Velocity Reviews

Velocity Reviews (http://www.velocityreviews.com/forums/index.php)
-   VHDL (http://www.velocityreviews.com/forums/f18-vhdl.html)
-   -   problem with a shift register (http://www.velocityreviews.com/forums/t374678-problem-with-a-shift-register.html)

dauzat.lilian@gmail.com 10-16-2006 01:45 PM

problem with a shift register
 
Hello,

I want to describe in VHDL a 8 bits shift register with synchronous
load but I want it to shift every two rising edge of the master clock
'clk' so I defined the signal clk05 which is supposed to be clk divided
by 2.
Here is my vhdl :

entity man_encoder is
port(
din : in std_logic_vector(7 downto 0); -- parallel 8 bits input
clk, wr, rst : in std_logic; -- wr:load din in input buffer,
rst:asynchronous reset
mdo, ready : out std_logic -- mdo:encoder output
);
end man_encoder;

architecture Behavioral of man_encoder is
signal clk05 : std_logic;
signal wr1 : std_logic;
signal dserial : std_logic;
signal din_sig : std_logic_vector(7 downto 0);
signal buff : std_logic_vector(7 downto 0);

begin
din_sig <= din;
mdo <= buff(7);

-- wr positive edge detector
process(clk, rst, wr)

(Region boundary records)
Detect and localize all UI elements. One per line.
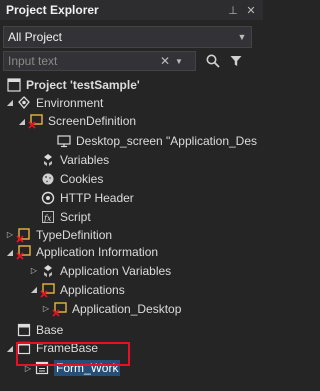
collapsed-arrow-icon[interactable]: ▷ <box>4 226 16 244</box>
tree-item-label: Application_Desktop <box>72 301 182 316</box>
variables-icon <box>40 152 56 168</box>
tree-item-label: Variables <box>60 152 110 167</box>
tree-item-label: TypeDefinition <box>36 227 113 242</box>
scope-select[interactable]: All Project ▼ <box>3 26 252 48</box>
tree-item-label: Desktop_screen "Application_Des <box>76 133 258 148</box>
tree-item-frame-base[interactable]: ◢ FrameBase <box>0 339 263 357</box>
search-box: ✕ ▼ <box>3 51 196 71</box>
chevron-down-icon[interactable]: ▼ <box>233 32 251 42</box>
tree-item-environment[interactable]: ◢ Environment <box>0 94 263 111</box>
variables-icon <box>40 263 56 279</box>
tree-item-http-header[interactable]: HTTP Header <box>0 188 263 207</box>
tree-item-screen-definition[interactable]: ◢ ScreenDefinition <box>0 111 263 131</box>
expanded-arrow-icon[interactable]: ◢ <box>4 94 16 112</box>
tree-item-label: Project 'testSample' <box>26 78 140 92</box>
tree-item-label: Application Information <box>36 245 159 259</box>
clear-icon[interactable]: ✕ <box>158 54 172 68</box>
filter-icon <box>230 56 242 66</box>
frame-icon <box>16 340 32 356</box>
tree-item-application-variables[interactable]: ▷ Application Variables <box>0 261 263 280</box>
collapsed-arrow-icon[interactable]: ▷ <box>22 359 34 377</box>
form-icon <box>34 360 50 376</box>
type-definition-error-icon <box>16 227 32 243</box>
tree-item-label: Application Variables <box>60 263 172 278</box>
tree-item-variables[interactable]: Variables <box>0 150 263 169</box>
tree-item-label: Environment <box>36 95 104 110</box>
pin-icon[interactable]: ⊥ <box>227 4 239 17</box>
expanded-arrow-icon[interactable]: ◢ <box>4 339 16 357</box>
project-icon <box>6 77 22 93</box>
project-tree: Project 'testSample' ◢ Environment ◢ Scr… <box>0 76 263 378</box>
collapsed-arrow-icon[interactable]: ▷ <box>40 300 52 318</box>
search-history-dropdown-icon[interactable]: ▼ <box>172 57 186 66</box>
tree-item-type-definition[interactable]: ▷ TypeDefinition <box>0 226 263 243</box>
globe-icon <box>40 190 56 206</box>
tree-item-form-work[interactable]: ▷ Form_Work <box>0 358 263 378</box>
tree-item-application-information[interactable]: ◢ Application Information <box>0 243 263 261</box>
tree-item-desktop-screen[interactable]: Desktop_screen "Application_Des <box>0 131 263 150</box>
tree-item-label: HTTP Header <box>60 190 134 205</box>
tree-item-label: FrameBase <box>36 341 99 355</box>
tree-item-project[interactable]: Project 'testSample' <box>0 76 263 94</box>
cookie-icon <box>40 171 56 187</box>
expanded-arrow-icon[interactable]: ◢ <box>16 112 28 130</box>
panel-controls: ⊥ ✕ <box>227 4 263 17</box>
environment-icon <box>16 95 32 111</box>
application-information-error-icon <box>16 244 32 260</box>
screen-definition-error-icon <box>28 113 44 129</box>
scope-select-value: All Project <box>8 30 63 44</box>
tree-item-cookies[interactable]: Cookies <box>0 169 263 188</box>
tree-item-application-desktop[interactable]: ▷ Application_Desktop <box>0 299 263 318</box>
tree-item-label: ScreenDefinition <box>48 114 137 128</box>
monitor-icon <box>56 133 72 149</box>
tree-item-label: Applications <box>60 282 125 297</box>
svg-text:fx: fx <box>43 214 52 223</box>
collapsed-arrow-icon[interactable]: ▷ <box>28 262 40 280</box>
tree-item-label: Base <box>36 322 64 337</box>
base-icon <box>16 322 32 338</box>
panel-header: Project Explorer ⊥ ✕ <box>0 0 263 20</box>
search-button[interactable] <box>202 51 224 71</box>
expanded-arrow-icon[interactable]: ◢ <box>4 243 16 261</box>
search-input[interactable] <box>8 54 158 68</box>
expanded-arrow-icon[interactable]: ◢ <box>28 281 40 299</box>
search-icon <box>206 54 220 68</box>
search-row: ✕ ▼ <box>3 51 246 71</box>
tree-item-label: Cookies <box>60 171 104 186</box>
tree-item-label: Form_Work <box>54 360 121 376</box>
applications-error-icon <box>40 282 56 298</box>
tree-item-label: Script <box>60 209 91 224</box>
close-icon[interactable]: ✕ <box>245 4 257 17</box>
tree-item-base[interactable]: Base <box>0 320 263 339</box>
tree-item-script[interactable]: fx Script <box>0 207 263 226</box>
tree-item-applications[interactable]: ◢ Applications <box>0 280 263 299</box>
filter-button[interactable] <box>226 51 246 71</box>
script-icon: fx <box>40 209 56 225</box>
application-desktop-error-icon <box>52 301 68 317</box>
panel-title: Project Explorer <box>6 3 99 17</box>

==

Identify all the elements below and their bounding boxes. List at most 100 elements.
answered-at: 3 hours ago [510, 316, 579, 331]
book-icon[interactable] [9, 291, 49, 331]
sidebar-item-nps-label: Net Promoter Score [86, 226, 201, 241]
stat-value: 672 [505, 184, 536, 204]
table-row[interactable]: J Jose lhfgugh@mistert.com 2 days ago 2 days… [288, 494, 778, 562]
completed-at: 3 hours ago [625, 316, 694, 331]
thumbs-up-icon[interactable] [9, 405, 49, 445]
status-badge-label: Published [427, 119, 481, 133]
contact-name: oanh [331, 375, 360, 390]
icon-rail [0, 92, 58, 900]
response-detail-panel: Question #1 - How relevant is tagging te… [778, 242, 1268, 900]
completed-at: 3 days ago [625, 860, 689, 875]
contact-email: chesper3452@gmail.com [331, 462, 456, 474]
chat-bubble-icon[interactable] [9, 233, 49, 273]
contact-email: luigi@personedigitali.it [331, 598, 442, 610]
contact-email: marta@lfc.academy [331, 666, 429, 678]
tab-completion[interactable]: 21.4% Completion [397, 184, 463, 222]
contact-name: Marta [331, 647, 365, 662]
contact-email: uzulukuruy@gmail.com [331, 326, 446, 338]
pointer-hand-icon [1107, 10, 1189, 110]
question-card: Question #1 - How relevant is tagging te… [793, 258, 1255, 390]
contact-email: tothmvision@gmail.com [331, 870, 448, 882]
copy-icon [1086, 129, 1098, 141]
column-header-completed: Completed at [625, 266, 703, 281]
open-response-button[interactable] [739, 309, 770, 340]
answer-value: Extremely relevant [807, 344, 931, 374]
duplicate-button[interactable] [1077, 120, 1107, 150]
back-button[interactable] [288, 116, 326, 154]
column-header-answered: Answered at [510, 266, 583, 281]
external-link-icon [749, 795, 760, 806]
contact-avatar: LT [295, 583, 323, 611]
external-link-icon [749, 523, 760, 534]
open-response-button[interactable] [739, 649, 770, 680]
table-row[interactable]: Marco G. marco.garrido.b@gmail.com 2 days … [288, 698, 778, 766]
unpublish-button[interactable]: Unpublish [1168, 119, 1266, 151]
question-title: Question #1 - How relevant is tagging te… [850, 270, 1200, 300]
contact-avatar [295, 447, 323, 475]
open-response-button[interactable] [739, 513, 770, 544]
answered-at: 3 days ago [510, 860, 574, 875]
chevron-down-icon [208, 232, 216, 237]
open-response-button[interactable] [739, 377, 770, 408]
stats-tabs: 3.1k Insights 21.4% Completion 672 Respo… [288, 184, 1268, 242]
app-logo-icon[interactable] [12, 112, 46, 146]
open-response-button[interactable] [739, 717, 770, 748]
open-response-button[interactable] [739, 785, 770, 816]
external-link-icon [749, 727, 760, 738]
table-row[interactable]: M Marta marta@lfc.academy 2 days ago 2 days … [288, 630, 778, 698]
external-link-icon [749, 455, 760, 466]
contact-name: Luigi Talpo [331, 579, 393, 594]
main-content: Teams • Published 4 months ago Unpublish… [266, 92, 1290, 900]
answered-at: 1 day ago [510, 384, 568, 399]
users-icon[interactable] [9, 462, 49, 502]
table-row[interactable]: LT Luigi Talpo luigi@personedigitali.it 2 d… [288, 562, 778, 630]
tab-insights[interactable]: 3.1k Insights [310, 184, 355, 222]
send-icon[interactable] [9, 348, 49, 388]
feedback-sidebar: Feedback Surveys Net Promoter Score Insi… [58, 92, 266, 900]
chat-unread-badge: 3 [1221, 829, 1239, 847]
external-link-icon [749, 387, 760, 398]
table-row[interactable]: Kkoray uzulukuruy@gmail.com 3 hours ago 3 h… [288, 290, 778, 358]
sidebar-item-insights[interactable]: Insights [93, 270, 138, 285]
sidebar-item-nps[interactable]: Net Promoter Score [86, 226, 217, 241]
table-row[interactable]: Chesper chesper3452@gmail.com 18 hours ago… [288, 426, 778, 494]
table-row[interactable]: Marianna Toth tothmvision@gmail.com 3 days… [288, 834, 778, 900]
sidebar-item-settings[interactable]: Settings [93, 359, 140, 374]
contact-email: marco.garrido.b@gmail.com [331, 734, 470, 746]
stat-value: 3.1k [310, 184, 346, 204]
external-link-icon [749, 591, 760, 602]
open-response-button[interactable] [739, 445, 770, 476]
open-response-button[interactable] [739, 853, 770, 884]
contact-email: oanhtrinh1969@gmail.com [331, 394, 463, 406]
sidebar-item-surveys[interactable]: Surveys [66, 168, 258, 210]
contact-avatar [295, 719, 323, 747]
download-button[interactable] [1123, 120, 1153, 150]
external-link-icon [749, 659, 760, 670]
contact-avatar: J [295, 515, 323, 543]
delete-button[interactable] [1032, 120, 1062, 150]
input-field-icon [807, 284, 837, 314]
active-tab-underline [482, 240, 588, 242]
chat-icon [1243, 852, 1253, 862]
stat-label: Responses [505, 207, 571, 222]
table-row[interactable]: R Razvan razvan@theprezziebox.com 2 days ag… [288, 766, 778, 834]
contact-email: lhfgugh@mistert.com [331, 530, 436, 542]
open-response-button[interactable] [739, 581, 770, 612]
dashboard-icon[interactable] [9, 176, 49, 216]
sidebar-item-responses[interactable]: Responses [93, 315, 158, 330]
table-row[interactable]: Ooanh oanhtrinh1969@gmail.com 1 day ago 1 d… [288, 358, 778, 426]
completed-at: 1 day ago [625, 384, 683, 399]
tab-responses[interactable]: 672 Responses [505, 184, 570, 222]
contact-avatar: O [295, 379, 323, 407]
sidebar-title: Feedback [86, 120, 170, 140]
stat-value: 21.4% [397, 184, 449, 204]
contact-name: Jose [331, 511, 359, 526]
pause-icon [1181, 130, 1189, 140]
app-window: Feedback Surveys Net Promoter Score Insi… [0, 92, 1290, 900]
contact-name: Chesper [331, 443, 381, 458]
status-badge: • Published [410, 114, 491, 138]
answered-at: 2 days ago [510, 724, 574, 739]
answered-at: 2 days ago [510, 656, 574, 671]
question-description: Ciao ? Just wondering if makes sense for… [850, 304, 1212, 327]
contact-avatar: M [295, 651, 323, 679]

[Required actions]
• a. In the shift register post, how often is the register supposed to shift?
• b. Duplicate the stretch of the shift register post from "architecture Behavioral of" through "process(clk, rst, wr)".
Rely only on the shift register post.

[Solved tasks]
• a. It should shift every two rising edges of the master clock 'clk'.

• b.
architecture Behavioral of man_encoder is
signal clk05 : std_logic;
signal wr1 : std_logic;
signal dserial : std_logic;
signal din_sig : std_logic_vector(7 downto 0);
signal buff : std_logic_vector(7 downto 0);

begin
din_sig <= din;
mdo <= buff(7);

-- wr positive edge detector
process(clk, rst, wr)